▸ Work required
Extract the text of every entry below exactly; leave images out.

▸ Data excerpts
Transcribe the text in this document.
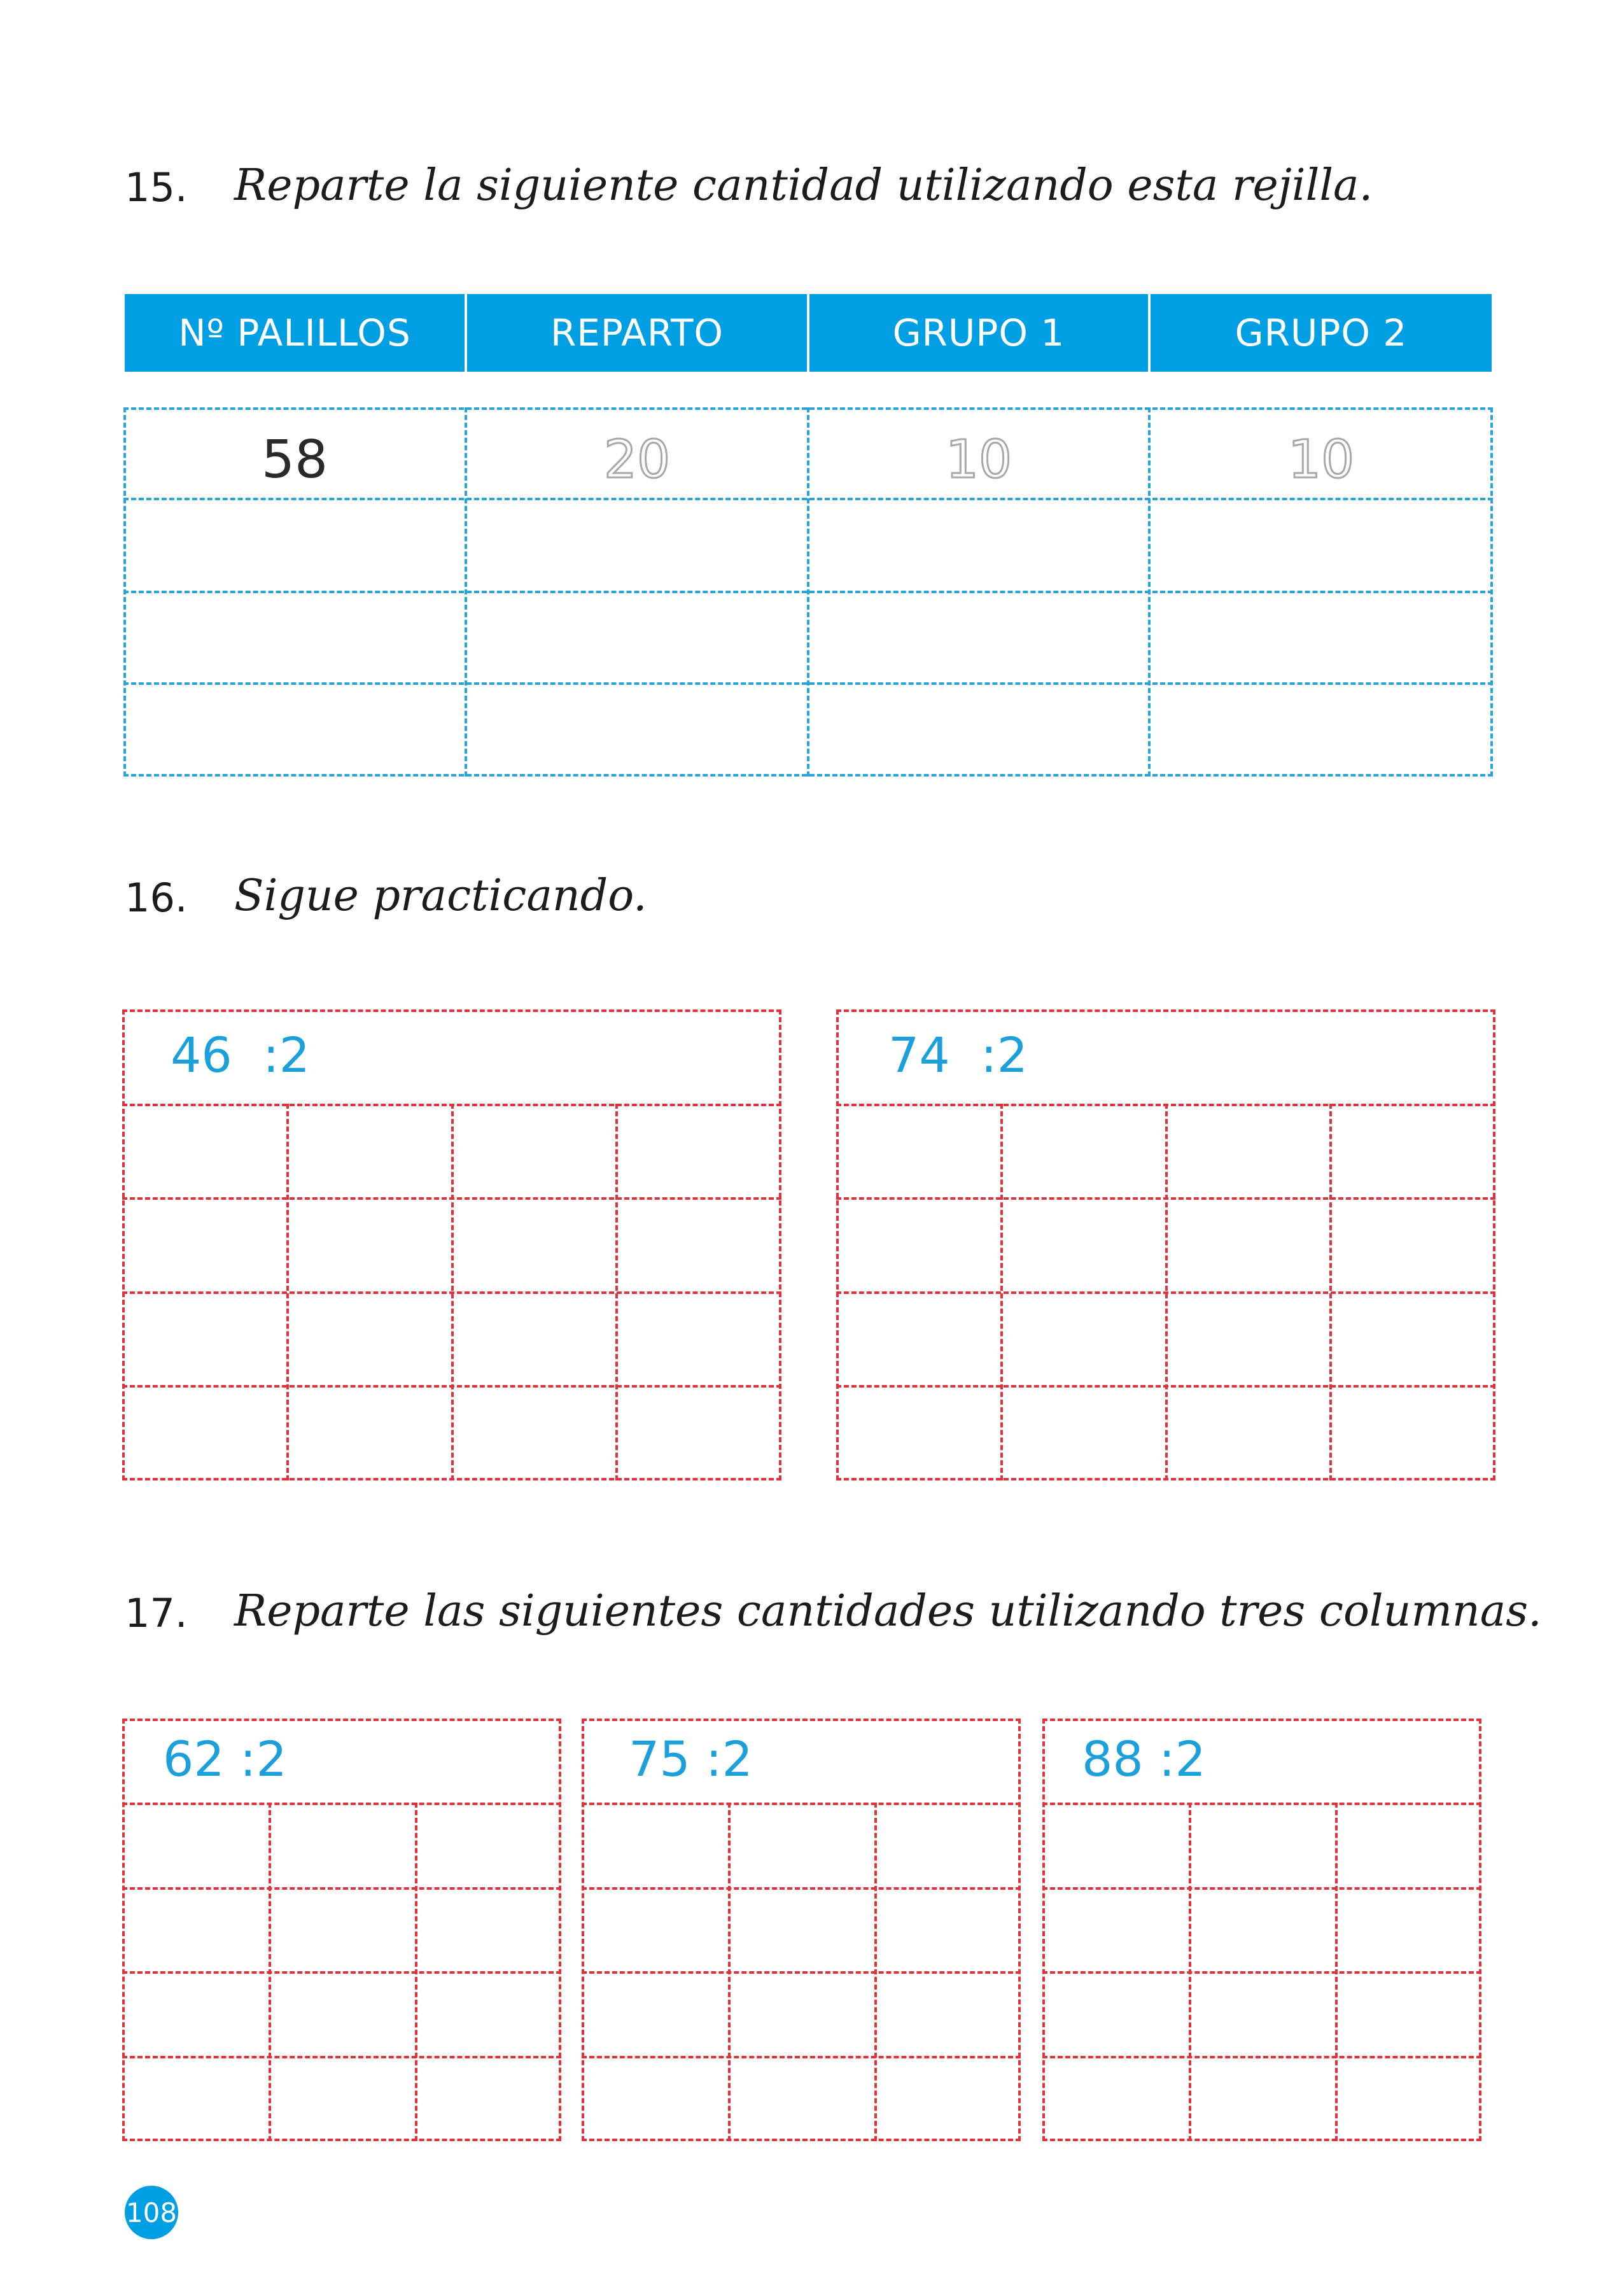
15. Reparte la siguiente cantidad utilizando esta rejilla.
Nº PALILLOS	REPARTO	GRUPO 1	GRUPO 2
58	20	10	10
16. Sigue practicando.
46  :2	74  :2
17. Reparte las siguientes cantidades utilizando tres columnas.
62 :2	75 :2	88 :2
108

▸ Exercise solution
Transcribe the text in this document.
15. Reparte la siguiente cantidad utilizando esta rejilla.
Nº PALILLOS	REPARTO	GRUPO 1	GRUPO 2
58	20	10	10
16. Sigue practicando.
46  :2	74  :2
17. Reparte las siguientes cantidades utilizando tres columnas.
62 :2	75 :2	88 :2
108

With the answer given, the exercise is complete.